> _What the exercise asks_
Print the data exactly as it is given, please.

> _Extracted records_
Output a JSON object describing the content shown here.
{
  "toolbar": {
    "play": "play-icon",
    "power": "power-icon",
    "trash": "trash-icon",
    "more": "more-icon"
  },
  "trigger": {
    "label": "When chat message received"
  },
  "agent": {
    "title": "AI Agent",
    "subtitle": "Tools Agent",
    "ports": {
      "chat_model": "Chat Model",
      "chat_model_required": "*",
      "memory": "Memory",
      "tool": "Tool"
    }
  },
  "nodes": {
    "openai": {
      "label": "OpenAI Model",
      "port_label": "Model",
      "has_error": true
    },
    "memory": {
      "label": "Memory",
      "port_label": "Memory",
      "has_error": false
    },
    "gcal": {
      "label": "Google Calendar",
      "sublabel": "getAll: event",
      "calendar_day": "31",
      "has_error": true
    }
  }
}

> _Solution below_
Output a JSON object describing the content shown here.
{
  "toolbar": {
    "play": "play-icon",
    "power": "power-icon",
    "trash": "trash-icon",
    "more": "more-icon"
  },
  "trigger": {
    "label": "When chat message received"
  },
  "agent": {
    "title": "AI Agent",
    "subtitle": "Tools Agent",
    "ports": {
      "chat_model": "Chat Model",
      "chat_model_required": "*",
      "memory": "Memory",
      "tool": "Tool"
    }
  },
  "nodes": {
    "openai": {
      "label": "OpenAI Model",
      "port_label": "Model",
      "has_error": true
    },
    "memory": {
      "label": "Memory",
      "port_label": "Memory",
      "has_error": false
    },
    "gcal": {
      "label": "Google Calendar",
      "sublabel": "getAll: event",
      "calendar_day": "31",
      "has_error": true
    }
  }
}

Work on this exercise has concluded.